## Your objective:
Return all of the data exactly as given.

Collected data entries
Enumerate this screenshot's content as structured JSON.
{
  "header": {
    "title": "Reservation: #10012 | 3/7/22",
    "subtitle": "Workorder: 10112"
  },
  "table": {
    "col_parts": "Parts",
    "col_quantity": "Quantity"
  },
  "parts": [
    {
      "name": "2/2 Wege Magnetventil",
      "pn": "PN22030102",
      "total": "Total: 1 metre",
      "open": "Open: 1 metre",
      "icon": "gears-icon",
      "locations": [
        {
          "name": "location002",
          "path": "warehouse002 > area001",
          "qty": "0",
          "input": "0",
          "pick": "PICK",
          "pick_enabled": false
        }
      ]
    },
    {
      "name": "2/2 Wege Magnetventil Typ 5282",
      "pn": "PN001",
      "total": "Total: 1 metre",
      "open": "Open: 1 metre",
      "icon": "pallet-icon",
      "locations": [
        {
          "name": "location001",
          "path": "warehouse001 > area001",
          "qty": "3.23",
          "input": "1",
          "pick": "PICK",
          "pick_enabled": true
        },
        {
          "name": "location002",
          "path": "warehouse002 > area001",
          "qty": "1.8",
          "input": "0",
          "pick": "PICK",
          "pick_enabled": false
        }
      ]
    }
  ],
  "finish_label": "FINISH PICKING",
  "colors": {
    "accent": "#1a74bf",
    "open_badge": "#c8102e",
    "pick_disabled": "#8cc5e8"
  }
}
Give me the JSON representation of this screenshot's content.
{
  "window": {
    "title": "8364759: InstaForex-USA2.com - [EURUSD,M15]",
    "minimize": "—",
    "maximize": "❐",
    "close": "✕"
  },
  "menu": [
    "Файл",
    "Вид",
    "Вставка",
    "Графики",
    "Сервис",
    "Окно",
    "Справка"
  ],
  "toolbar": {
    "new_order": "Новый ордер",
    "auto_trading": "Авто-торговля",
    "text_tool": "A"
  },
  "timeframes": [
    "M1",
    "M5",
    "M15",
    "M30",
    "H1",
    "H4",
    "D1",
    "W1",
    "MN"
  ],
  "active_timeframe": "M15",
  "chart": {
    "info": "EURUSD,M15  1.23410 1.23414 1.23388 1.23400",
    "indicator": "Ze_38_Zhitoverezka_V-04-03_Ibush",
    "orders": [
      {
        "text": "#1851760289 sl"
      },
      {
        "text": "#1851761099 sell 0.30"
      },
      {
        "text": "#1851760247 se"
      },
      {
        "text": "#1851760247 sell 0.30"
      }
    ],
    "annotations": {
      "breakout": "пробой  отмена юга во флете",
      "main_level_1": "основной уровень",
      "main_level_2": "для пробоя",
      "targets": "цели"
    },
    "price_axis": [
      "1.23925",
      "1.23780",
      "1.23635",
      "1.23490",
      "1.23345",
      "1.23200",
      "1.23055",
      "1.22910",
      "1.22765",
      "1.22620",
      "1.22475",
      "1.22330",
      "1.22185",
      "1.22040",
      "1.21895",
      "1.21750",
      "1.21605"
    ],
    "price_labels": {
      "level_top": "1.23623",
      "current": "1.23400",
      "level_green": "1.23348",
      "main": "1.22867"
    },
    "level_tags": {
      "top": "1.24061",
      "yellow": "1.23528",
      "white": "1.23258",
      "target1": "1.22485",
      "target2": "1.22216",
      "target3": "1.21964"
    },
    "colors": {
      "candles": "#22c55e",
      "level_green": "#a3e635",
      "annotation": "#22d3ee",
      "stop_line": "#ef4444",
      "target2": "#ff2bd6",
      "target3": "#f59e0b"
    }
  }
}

## Correct response:
Enumerate this screenshot's content as structured JSON.
{
  "header": {
    "title": "Reservation: #10012 | 3/7/22",
    "subtitle": "Workorder: 10112"
  },
  "table": {
    "col_parts": "Parts",
    "col_quantity": "Quantity"
  },
  "parts": [
    {
      "name": "2/2 Wege Magnetventil",
      "pn": "PN22030102",
      "total": "Total: 1 metre",
      "open": "Open: 1 metre",
      "icon": "gears-icon",
      "locations": [
        {
          "name": "location002",
          "path": "warehouse002 > area001",
          "qty": "0",
          "input": "0",
          "pick": "PICK",
          "pick_enabled": false
        }
      ]
    },
    {
      "name": "2/2 Wege Magnetventil Typ 5282",
      "pn": "PN001",
      "total": "Total: 1 metre",
      "open": "Open: 1 metre",
      "icon": "pallet-icon",
      "locations": [
        {
          "name": "location001",
          "path": "warehouse001 > area001",
          "qty": "3.23",
          "input": "1",
          "pick": "PICK",
          "pick_enabled": true
        },
        {
          "name": "location002",
          "path": "warehouse002 > area001",
          "qty": "1.8",
          "input": "0",
          "pick": "PICK",
          "pick_enabled": false
        }
      ]
    }
  ],
  "finish_label": "FINISH PICKING",
  "colors": {
    "accent": "#1a74bf",
    "open_badge": "#c8102e",
    "pick_disabled": "#8cc5e8"
  }
}
Give me the JSON representation of this screenshot's content.
{
  "window": {
    "title": "8364759: InstaForex-USA2.com - [EURUSD,M15]",
    "minimize": "—",
    "maximize": "❐",
    "close": "✕"
  },
  "menu": [
    "Файл",
    "Вид",
    "Вставка",
    "Графики",
    "Сервис",
    "Окно",
    "Справка"
  ],
  "toolbar": {
    "new_order": "Новый ордер",
    "auto_trading": "Авто-торговля",
    "text_tool": "A"
  },
  "timeframes": [
    "M1",
    "M5",
    "M15",
    "M30",
    "H1",
    "H4",
    "D1",
    "W1",
    "MN"
  ],
  "active_timeframe": "M15",
  "chart": {
    "info": "EURUSD,M15  1.23410 1.23414 1.23388 1.23400",
    "indicator": "Ze_38_Zhitoverezka_V-04-03_Ibush",
    "orders": [
      {
        "text": "#1851760289 sl"
      },
      {
        "text": "#1851761099 sell 0.30"
      },
      {
        "text": "#1851760247 se"
      },
      {
        "text": "#1851760247 sell 0.30"
      }
    ],
    "annotations": {
      "breakout": "пробой  отмена юга во флете",
      "main_level_1": "основной уровень",
      "main_level_2": "для пробоя",
      "targets": "цели"
    },
    "price_axis": [
      "1.23925",
      "1.23780",
      "1.23635",
      "1.23490",
      "1.23345",
      "1.23200",
      "1.23055",
      "1.22910",
      "1.22765",
      "1.22620",
      "1.22475",
      "1.22330",
      "1.22185",
      "1.22040",
      "1.21895",
      "1.21750",
      "1.21605"
    ],
    "price_labels": {
      "level_top": "1.23623",
      "current": "1.23400",
      "level_green": "1.23348",
      "main": "1.22867"
    },
    "level_tags": {
      "top": "1.24061",
      "yellow": "1.23528",
      "white": "1.23258",
      "target1": "1.22485",
      "target2": "1.22216",
      "target3": "1.21964"
    },
    "colors": {
      "candles": "#22c55e",
      "level_green": "#a3e635",
      "annotation": "#22d3ee",
      "stop_line": "#ef4444",
      "target2": "#ff2bd6",
      "target3": "#f59e0b"
    }
  }
}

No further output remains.